----- Records to process

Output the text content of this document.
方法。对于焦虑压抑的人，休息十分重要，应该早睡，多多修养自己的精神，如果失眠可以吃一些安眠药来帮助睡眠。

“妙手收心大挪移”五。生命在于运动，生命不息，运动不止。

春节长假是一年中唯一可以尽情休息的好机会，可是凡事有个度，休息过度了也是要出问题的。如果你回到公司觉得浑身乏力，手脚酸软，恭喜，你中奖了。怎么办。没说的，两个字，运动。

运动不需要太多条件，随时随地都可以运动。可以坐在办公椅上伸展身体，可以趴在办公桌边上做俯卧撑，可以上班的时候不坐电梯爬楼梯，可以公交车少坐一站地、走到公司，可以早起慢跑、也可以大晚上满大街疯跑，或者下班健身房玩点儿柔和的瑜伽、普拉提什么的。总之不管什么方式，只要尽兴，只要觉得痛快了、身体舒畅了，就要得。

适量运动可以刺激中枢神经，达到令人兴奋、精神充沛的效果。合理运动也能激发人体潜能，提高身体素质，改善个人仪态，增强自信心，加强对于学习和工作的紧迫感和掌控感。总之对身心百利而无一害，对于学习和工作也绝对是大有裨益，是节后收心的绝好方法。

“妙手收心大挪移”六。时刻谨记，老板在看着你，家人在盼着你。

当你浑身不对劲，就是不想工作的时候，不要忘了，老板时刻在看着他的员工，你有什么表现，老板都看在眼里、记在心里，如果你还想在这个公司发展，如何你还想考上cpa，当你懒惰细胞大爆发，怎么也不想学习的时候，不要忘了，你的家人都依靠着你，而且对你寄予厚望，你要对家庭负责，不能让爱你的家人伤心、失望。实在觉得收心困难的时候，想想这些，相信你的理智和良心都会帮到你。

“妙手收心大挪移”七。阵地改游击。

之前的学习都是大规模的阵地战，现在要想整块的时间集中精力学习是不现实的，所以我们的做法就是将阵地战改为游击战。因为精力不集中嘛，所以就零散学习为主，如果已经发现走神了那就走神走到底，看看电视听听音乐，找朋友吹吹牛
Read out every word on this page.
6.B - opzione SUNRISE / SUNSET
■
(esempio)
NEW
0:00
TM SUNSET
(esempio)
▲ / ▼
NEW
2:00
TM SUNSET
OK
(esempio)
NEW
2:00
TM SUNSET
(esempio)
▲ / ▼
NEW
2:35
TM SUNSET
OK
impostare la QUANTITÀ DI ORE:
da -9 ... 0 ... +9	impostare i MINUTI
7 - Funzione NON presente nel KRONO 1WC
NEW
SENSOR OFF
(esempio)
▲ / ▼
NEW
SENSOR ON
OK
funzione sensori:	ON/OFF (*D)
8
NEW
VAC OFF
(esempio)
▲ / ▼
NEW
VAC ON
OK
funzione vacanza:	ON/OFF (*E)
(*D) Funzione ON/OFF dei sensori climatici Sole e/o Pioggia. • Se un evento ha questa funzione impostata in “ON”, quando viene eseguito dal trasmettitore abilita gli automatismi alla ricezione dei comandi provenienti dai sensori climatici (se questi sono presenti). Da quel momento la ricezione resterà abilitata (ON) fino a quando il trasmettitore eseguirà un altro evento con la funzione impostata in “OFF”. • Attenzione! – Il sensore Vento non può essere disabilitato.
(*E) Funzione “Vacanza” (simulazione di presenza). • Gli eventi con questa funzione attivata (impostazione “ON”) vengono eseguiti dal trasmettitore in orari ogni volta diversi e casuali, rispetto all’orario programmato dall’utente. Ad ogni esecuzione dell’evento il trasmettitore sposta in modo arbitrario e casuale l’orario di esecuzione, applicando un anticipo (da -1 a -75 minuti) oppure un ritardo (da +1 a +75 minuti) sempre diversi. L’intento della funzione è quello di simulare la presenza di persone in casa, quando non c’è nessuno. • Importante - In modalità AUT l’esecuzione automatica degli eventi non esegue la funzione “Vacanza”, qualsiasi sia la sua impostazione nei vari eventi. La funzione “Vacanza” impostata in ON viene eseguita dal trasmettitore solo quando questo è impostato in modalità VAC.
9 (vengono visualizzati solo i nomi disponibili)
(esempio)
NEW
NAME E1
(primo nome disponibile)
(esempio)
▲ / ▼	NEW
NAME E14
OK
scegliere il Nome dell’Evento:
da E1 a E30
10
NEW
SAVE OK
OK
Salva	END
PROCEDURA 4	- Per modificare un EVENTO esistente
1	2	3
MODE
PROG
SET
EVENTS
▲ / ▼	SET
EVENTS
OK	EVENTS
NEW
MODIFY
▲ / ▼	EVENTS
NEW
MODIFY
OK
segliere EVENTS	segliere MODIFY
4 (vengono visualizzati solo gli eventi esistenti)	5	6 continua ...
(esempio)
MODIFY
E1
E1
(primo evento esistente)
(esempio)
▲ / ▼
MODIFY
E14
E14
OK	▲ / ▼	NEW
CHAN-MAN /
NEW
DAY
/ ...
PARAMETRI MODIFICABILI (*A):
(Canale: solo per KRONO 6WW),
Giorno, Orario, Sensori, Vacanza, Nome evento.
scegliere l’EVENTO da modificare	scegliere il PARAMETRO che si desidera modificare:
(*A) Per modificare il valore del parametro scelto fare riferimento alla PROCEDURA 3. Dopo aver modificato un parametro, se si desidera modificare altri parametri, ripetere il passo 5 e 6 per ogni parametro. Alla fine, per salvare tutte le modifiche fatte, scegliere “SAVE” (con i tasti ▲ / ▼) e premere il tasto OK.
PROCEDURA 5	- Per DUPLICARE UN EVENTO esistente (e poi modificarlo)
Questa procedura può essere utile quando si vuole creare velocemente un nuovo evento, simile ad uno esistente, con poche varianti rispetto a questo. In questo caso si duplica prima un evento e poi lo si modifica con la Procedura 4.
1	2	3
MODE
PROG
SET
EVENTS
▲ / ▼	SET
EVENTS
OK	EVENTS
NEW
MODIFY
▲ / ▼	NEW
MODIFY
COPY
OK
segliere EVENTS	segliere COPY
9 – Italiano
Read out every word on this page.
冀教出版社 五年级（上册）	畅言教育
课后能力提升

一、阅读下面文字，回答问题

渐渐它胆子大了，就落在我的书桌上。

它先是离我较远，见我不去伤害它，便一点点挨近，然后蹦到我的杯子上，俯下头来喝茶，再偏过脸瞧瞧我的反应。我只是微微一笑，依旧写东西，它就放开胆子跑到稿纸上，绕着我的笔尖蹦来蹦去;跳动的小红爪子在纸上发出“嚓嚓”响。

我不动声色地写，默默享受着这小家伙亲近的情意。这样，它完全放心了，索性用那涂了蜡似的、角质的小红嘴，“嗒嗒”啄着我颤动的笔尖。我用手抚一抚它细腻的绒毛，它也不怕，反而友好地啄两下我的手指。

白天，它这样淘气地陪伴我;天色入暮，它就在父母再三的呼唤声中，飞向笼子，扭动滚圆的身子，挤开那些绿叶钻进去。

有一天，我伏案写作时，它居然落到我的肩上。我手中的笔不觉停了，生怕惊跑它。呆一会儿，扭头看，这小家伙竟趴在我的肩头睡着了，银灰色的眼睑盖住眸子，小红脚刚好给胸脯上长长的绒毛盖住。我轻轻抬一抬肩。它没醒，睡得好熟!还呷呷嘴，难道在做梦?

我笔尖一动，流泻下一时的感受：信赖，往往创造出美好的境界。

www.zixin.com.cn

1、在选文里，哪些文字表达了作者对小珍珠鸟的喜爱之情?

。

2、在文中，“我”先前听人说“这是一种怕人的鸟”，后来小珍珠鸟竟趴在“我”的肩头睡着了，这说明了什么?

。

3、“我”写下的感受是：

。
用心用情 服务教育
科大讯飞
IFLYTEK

----------

▶ Required task: Identify every line above with the string "impostare" in it. Copy those lines.

▶ Output:
impostare la QUANTITÀ DI ORE:
da -9 ... 0 ... +9	impostare i MINUTI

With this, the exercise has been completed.